## Exercise requirements
Reproduce the listing exactly and skip over any pictures.

## Data records
** START **

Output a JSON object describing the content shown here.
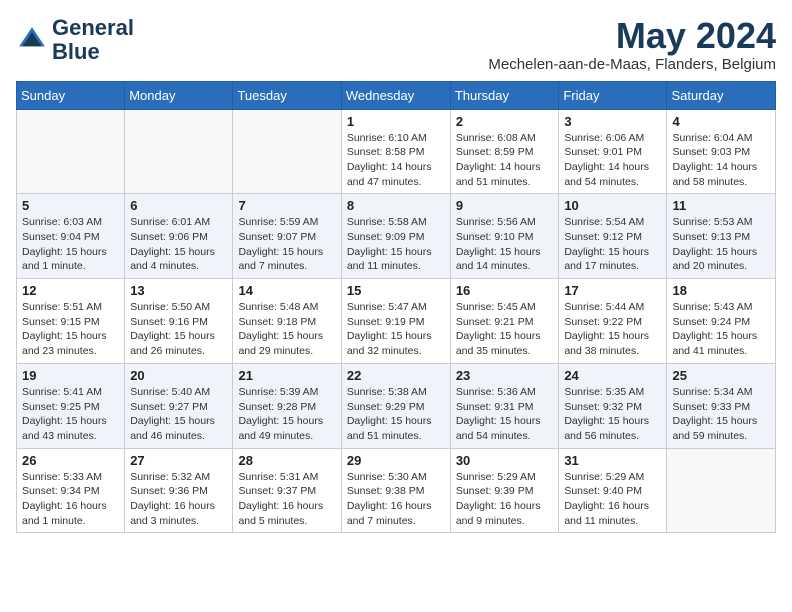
{
  "header": {
    "logo_line1": "General",
    "logo_line2": "Blue",
    "month_title": "May 2024",
    "location": "Mechelen-aan-de-Maas, Flanders, Belgium"
  },
  "days_of_week": [
    "Sunday",
    "Monday",
    "Tuesday",
    "Wednesday",
    "Thursday",
    "Friday",
    "Saturday"
  ],
  "weeks": [
    [
      {
        "day": "",
        "content": ""
      },
      {
        "day": "",
        "content": ""
      },
      {
        "day": "",
        "content": ""
      },
      {
        "day": "1",
        "content": "Sunrise: 6:10 AM\nSunset: 8:58 PM\nDaylight: 14 hours\nand 47 minutes."
      },
      {
        "day": "2",
        "content": "Sunrise: 6:08 AM\nSunset: 8:59 PM\nDaylight: 14 hours\nand 51 minutes."
      },
      {
        "day": "3",
        "content": "Sunrise: 6:06 AM\nSunset: 9:01 PM\nDaylight: 14 hours\nand 54 minutes."
      },
      {
        "day": "4",
        "content": "Sunrise: 6:04 AM\nSunset: 9:03 PM\nDaylight: 14 hours\nand 58 minutes."
      }
    ],
    [
      {
        "day": "5",
        "content": "Sunrise: 6:03 AM\nSunset: 9:04 PM\nDaylight: 15 hours\nand 1 minute."
      },
      {
        "day": "6",
        "content": "Sunrise: 6:01 AM\nSunset: 9:06 PM\nDaylight: 15 hours\nand 4 minutes."
      },
      {
        "day": "7",
        "content": "Sunrise: 5:59 AM\nSunset: 9:07 PM\nDaylight: 15 hours\nand 7 minutes."
      },
      {
        "day": "8",
        "content": "Sunrise: 5:58 AM\nSunset: 9:09 PM\nDaylight: 15 hours\nand 11 minutes."
      },
      {
        "day": "9",
        "content": "Sunrise: 5:56 AM\nSunset: 9:10 PM\nDaylight: 15 hours\nand 14 minutes."
      },
      {
        "day": "10",
        "content": "Sunrise: 5:54 AM\nSunset: 9:12 PM\nDaylight: 15 hours\nand 17 minutes."
      },
      {
        "day": "11",
        "content": "Sunrise: 5:53 AM\nSunset: 9:13 PM\nDaylight: 15 hours\nand 20 minutes."
      }
    ],
    [
      {
        "day": "12",
        "content": "Sunrise: 5:51 AM\nSunset: 9:15 PM\nDaylight: 15 hours\nand 23 minutes."
      },
      {
        "day": "13",
        "content": "Sunrise: 5:50 AM\nSunset: 9:16 PM\nDaylight: 15 hours\nand 26 minutes."
      },
      {
        "day": "14",
        "content": "Sunrise: 5:48 AM\nSunset: 9:18 PM\nDaylight: 15 hours\nand 29 minutes."
      },
      {
        "day": "15",
        "content": "Sunrise: 5:47 AM\nSunset: 9:19 PM\nDaylight: 15 hours\nand 32 minutes."
      },
      {
        "day": "16",
        "content": "Sunrise: 5:45 AM\nSunset: 9:21 PM\nDaylight: 15 hours\nand 35 minutes."
      },
      {
        "day": "17",
        "content": "Sunrise: 5:44 AM\nSunset: 9:22 PM\nDaylight: 15 hours\nand 38 minutes."
      },
      {
        "day": "18",
        "content": "Sunrise: 5:43 AM\nSunset: 9:24 PM\nDaylight: 15 hours\nand 41 minutes."
      }
    ],
    [
      {
        "day": "19",
        "content": "Sunrise: 5:41 AM\nSunset: 9:25 PM\nDaylight: 15 hours\nand 43 minutes."
      },
      {
        "day": "20",
        "content": "Sunrise: 5:40 AM\nSunset: 9:27 PM\nDaylight: 15 hours\nand 46 minutes."
      },
      {
        "day": "21",
        "content": "Sunrise: 5:39 AM\nSunset: 9:28 PM\nDaylight: 15 hours\nand 49 minutes."
      },
      {
        "day": "22",
        "content": "Sunrise: 5:38 AM\nSunset: 9:29 PM\nDaylight: 15 hours\nand 51 minutes."
      },
      {
        "day": "23",
        "content": "Sunrise: 5:36 AM\nSunset: 9:31 PM\nDaylight: 15 hours\nand 54 minutes."
      },
      {
        "day": "24",
        "content": "Sunrise: 5:35 AM\nSunset: 9:32 PM\nDaylight: 15 hours\nand 56 minutes."
      },
      {
        "day": "25",
        "content": "Sunrise: 5:34 AM\nSunset: 9:33 PM\nDaylight: 15 hours\nand 59 minutes."
      }
    ],
    [
      {
        "day": "26",
        "content": "Sunrise: 5:33 AM\nSunset: 9:34 PM\nDaylight: 16 hours\nand 1 minute."
      },
      {
        "day": "27",
        "content": "Sunrise: 5:32 AM\nSunset: 9:36 PM\nDaylight: 16 hours\nand 3 minutes."
      },
      {
        "day": "28",
        "content": "Sunrise: 5:31 AM\nSunset: 9:37 PM\nDaylight: 16 hours\nand 5 minutes."
      },
      {
        "day": "29",
        "content": "Sunrise: 5:30 AM\nSunset: 9:38 PM\nDaylight: 16 hours\nand 7 minutes."
      },
      {
        "day": "30",
        "content": "Sunrise: 5:29 AM\nSunset: 9:39 PM\nDaylight: 16 hours\nand 9 minutes."
      },
      {
        "day": "31",
        "content": "Sunrise: 5:29 AM\nSunset: 9:40 PM\nDaylight: 16 hours\nand 11 minutes."
      },
      {
        "day": "",
        "content": ""
      }
    ]
  ]
}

** END **

## Full answer
Output a JSON object describing the content shown here.
{
  "header": {
    "logo_line1": "General",
    "logo_line2": "Blue",
    "month_title": "May 2024",
    "location": "Mechelen-aan-de-Maas, Flanders, Belgium"
  },
  "days_of_week": [
    "Sunday",
    "Monday",
    "Tuesday",
    "Wednesday",
    "Thursday",
    "Friday",
    "Saturday"
  ],
  "weeks": [
    [
      {
        "day": "",
        "content": ""
      },
      {
        "day": "",
        "content": ""
      },
      {
        "day": "",
        "content": ""
      },
      {
        "day": "1",
        "content": "Sunrise: 6:10 AM\nSunset: 8:58 PM\nDaylight: 14 hours\nand 47 minutes."
      },
      {
        "day": "2",
        "content": "Sunrise: 6:08 AM\nSunset: 8:59 PM\nDaylight: 14 hours\nand 51 minutes."
      },
      {
        "day": "3",
        "content": "Sunrise: 6:06 AM\nSunset: 9:01 PM\nDaylight: 14 hours\nand 54 minutes."
      },
      {
        "day": "4",
        "content": "Sunrise: 6:04 AM\nSunset: 9:03 PM\nDaylight: 14 hours\nand 58 minutes."
      }
    ],
    [
      {
        "day": "5",
        "content": "Sunrise: 6:03 AM\nSunset: 9:04 PM\nDaylight: 15 hours\nand 1 minute."
      },
      {
        "day": "6",
        "content": "Sunrise: 6:01 AM\nSunset: 9:06 PM\nDaylight: 15 hours\nand 4 minutes."
      },
      {
        "day": "7",
        "content": "Sunrise: 5:59 AM\nSunset: 9:07 PM\nDaylight: 15 hours\nand 7 minutes."
      },
      {
        "day": "8",
        "content": "Sunrise: 5:58 AM\nSunset: 9:09 PM\nDaylight: 15 hours\nand 11 minutes."
      },
      {
        "day": "9",
        "content": "Sunrise: 5:56 AM\nSunset: 9:10 PM\nDaylight: 15 hours\nand 14 minutes."
      },
      {
        "day": "10",
        "content": "Sunrise: 5:54 AM\nSunset: 9:12 PM\nDaylight: 15 hours\nand 17 minutes."
      },
      {
        "day": "11",
        "content": "Sunrise: 5:53 AM\nSunset: 9:13 PM\nDaylight: 15 hours\nand 20 minutes."
      }
    ],
    [
      {
        "day": "12",
        "content": "Sunrise: 5:51 AM\nSunset: 9:15 PM\nDaylight: 15 hours\nand 23 minutes."
      },
      {
        "day": "13",
        "content": "Sunrise: 5:50 AM\nSunset: 9:16 PM\nDaylight: 15 hours\nand 26 minutes."
      },
      {
        "day": "14",
        "content": "Sunrise: 5:48 AM\nSunset: 9:18 PM\nDaylight: 15 hours\nand 29 minutes."
      },
      {
        "day": "15",
        "content": "Sunrise: 5:47 AM\nSunset: 9:19 PM\nDaylight: 15 hours\nand 32 minutes."
      },
      {
        "day": "16",
        "content": "Sunrise: 5:45 AM\nSunset: 9:21 PM\nDaylight: 15 hours\nand 35 minutes."
      },
      {
        "day": "17",
        "content": "Sunrise: 5:44 AM\nSunset: 9:22 PM\nDaylight: 15 hours\nand 38 minutes."
      },
      {
        "day": "18",
        "content": "Sunrise: 5:43 AM\nSunset: 9:24 PM\nDaylight: 15 hours\nand 41 minutes."
      }
    ],
    [
      {
        "day": "19",
        "content": "Sunrise: 5:41 AM\nSunset: 9:25 PM\nDaylight: 15 hours\nand 43 minutes."
      },
      {
        "day": "20",
        "content": "Sunrise: 5:40 AM\nSunset: 9:27 PM\nDaylight: 15 hours\nand 46 minutes."
      },
      {
        "day": "21",
        "content": "Sunrise: 5:39 AM\nSunset: 9:28 PM\nDaylight: 15 hours\nand 49 minutes."
      },
      {
        "day": "22",
        "content": "Sunrise: 5:38 AM\nSunset: 9:29 PM\nDaylight: 15 hours\nand 51 minutes."
      },
      {
        "day": "23",
        "content": "Sunrise: 5:36 AM\nSunset: 9:31 PM\nDaylight: 15 hours\nand 54 minutes."
      },
      {
        "day": "24",
        "content": "Sunrise: 5:35 AM\nSunset: 9:32 PM\nDaylight: 15 hours\nand 56 minutes."
      },
      {
        "day": "25",
        "content": "Sunrise: 5:34 AM\nSunset: 9:33 PM\nDaylight: 15 hours\nand 59 minutes."
      }
    ],
    [
      {
        "day": "26",
        "content": "Sunrise: 5:33 AM\nSunset: 9:34 PM\nDaylight: 16 hours\nand 1 minute."
      },
      {
        "day": "27",
        "content": "Sunrise: 5:32 AM\nSunset: 9:36 PM\nDaylight: 16 hours\nand 3 minutes."
      },
      {
        "day": "28",
        "content": "Sunrise: 5:31 AM\nSunset: 9:37 PM\nDaylight: 16 hours\nand 5 minutes."
      },
      {
        "day": "29",
        "content": "Sunrise: 5:30 AM\nSunset: 9:38 PM\nDaylight: 16 hours\nand 7 minutes."
      },
      {
        "day": "30",
        "content": "Sunrise: 5:29 AM\nSunset: 9:39 PM\nDaylight: 16 hours\nand 9 minutes."
      },
      {
        "day": "31",
        "content": "Sunrise: 5:29 AM\nSunset: 9:40 PM\nDaylight: 16 hours\nand 11 minutes."
      },
      {
        "day": "",
        "content": ""
      }
    ]
  ]
}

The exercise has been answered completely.